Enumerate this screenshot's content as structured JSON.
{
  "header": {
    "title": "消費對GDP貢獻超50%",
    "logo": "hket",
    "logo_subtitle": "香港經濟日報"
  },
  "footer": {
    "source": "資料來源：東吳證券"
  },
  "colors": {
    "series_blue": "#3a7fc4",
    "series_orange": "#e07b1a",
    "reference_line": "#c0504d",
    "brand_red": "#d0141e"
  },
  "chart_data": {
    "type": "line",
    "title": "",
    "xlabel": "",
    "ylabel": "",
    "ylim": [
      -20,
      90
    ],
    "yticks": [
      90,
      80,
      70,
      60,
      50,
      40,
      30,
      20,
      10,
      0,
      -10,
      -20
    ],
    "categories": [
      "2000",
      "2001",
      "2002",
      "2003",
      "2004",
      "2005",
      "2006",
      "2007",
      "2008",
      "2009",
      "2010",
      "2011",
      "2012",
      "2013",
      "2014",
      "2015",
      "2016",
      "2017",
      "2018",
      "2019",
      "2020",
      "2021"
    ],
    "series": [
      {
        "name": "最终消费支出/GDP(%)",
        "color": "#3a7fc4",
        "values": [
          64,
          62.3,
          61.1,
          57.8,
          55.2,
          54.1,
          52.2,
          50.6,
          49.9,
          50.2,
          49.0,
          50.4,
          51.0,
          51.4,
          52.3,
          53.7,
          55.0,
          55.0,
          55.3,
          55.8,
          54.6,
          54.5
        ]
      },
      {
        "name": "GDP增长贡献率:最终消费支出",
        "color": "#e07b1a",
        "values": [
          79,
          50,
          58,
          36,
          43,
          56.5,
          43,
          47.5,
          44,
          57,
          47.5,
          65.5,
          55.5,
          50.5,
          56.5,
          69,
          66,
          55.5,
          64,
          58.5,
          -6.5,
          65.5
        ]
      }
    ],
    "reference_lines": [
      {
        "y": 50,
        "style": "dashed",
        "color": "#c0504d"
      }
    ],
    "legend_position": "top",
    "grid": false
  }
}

-.-.-

Would you restate each of the entries word for word?

Enumerate this screenshot's content as structured JSON.
{
  "header": {
    "title": "消費對GDP貢獻超50%",
    "logo": "hket",
    "logo_subtitle": "香港經濟日報"
  },
  "footer": {
    "source": "資料來源：東吳證券"
  },
  "colors": {
    "series_blue": "#3a7fc4",
    "series_orange": "#e07b1a",
    "reference_line": "#c0504d",
    "brand_red": "#d0141e"
  },
  "chart_data": {
    "type": "line",
    "title": "",
    "xlabel": "",
    "ylabel": "",
    "ylim": [
      -20,
      90
    ],
    "yticks": [
      90,
      80,
      70,
      60,
      50,
      40,
      30,
      20,
      10,
      0,
      -10,
      -20
    ],
    "categories": [
      "2000",
      "2001",
      "2002",
      "2003",
      "2004",
      "2005",
      "2006",
      "2007",
      "2008",
      "2009",
      "2010",
      "2011",
      "2012",
      "2013",
      "2014",
      "2015",
      "2016",
      "2017",
      "2018",
      "2019",
      "2020",
      "2021"
    ],
    "series": [
      {
        "name": "最终消费支出/GDP(%)",
        "color": "#3a7fc4",
        "values": [
          64,
          62.3,
          61.1,
          57.8,
          55.2,
          54.1,
          52.2,
          50.6,
          49.9,
          50.2,
          49.0,
          50.4,
          51.0,
          51.4,
          52.3,
          53.7,
          55.0,
          55.0,
          55.3,
          55.8,
          54.6,
          54.5
        ]
      },
      {
        "name": "GDP增长贡献率:最终消费支出",
        "color": "#e07b1a",
        "values": [
          79,
          50,
          58,
          36,
          43,
          56.5,
          43,
          47.5,
          44,
          57,
          47.5,
          65.5,
          55.5,
          50.5,
          56.5,
          69,
          66,
          55.5,
          64,
          58.5,
          -6.5,
          65.5
        ]
      }
    ],
    "reference_lines": [
      {
        "y": 50,
        "style": "dashed",
        "color": "#c0504d"
      }
    ],
    "legend_position": "top",
    "grid": false
  }
}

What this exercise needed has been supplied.